A amiga, por sua vez, contou à sua mãe, que denunciou o caso ao INAC e a madrasta foi levada para prestar declarações no Comando Municipal da Polícia Nacional. Hoje, José encontra-se alojado na casa de parentes mas ainda sofre com as lembranças do que viveu na casa do pai.

Para Paulo Kalesi, este caso não é diferente do que acontece em vários pontos do país. "São situações que provocam danos, traumas e sentimentos de revolta e deixam marcas na vida da criança", lamentou.

 
Aumento do nível de frustração

Para a psicóloga clínica Domingas Tabu, o crescente agravamento do custo de vida no país leva ao aumento do nível de frustração dos pais. Com isso, disse, tornam-se intolerantes, com o sentimento de inutilidade muito elevado, o que leva a responderem com agressão a todo o comportamento da criança.

"O sentimento de impotência de não se sentir capaz de prover alimentos e dar o básico torna este pai e mãe em pessoa agressiva a todo acto da criança, perdendo a capacidade de olhar para o filho e compreender o que realmente ela quer", salientou.

 
Pessoas emocionalmente doentes

Para a socióloga Fátima Matono, pais que espancam brutalmente os filhos são pessoas emocionalmente doentes e, na sua maioria, também cresceram no seio de muita agressão familiar e acabaram por tornar esse fenómeno como normal.  "Por conseguinte, os filhos tendem a se tornar futuros agressores, porque é essa a linguagem que vivenciam durante a formação da sua personalidade", alertou.

A socióloga sublinhou, contudo, que a agressão é sempre um fenómeno negativo. "Existem vários meios com os quais os pais podem se comunicar com os filhos e, definitivamente, a agressão está excluída”, frisou.

 
Consequências

Fátima Matano apontou várias as consequências da agressão familiar, como a falta de atenção nas crianças, que acaba por ter problemas no processo de ensino e aprendizagem, a violência repetida, por meio daquilo que vê os pais a fazerem. Além disso, acrescentou, o menor pode tornar-se agressiva, até com outras crianças, e recorrer ao uso de álcool ou drogas por sentir que, neles, existe alguma "luz" ou "esperança " para fugir da realidade.

"Muitos casos de depressão ou que culminam em suicídio em adolescentes têm alguma ligação com alguma agressão física ou emocional", concluiu.

A psicóloga clínica Domingas Tabu reforça a ideia de que uma criança vítima de violência constante vai reproduzir aquilo que viveu e pode se tornar um adulto com comportamento desviante, propenso a cometer delitos que podem custar a sua liberdade ou a própria vida.


Acções do INAC

Segundo Paulo Kalesi, o INAC realiza acções de sensibilização das famílias que usam a violência como forma de repreensão. "Os pais devem conhecer melhor os filhos. A agressão física não é um método de educação. Cada criança é uma criança, com o seu carácter e atitude.  Não são as crianças que devem adaptar-se à educação dos pais. São os pais que devem adaptar-se à realidade de cada criança. Se percebermos isso,  teremos uma sociedade melhor", sublinhou.

## [ATIVIDADES PROPOSTAS]
A: Transcreva do excerto o trecho entre "Fátima Matano apontou" e "fugir da realidade.", inclusive.
B: Responda, com base no excerto, às perguntas seguintes:
(i) Para onde foi levada a madrasta para prestar declarações?
(ii) Segundo a psicóloga clínica Domingas Tabu, o que leva ao aumento do nível de frustração dos pais?
(iii) Segundo Paulo Kalesi, que ações o INAC realiza junto das famílias que usam a violência como forma de repreensão?
Não é preciso consultar os dados.

[Entradas do conjunto de dados]
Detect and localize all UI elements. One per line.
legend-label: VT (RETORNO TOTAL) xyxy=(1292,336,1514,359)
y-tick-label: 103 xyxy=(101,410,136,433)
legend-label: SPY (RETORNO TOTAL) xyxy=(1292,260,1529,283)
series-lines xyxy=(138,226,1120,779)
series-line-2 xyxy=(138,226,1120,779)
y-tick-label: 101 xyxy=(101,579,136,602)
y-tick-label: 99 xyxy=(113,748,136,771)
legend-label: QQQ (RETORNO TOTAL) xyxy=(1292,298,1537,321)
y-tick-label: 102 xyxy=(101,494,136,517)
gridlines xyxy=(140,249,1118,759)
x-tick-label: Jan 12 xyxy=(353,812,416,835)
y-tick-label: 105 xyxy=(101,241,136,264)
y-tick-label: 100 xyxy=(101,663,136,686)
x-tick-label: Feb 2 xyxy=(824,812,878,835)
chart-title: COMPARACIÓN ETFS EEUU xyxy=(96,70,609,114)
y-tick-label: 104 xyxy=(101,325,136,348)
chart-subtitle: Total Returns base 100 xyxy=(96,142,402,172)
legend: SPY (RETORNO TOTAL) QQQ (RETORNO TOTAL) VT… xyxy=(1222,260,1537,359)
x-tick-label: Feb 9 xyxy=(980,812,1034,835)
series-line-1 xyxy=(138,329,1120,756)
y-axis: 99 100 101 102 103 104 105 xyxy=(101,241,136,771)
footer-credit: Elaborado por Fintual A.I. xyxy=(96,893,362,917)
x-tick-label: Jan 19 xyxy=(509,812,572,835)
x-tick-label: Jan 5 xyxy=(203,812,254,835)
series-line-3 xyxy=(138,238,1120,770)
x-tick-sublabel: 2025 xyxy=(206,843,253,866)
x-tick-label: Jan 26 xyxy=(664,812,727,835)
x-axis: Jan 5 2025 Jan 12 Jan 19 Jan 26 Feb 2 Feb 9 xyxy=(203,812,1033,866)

## [RESOLUÇÃO DAS ATIVIDADES]
A:
Fátima Matano apontou várias as consequências da agressão familiar, como a falta de atenção nas crianças, que acaba por ter problemas no processo de ensino e aprendizagem, a violência repetida, por meio daquilo que vê os pais a fazerem. Além disso, acrescentou, o menor pode tornar-se agressiva, até com outras crianças, e recorrer ao uso de álcool ou drogas por sentir que, neles, existe alguma "luz" ou "esperança " para fugir da realidade.

B:
(i) Para o Comando Municipal da Polícia Nacional.
(ii) O crescente agravamento do custo de vida no país.
(iii) Ações de sensibilização.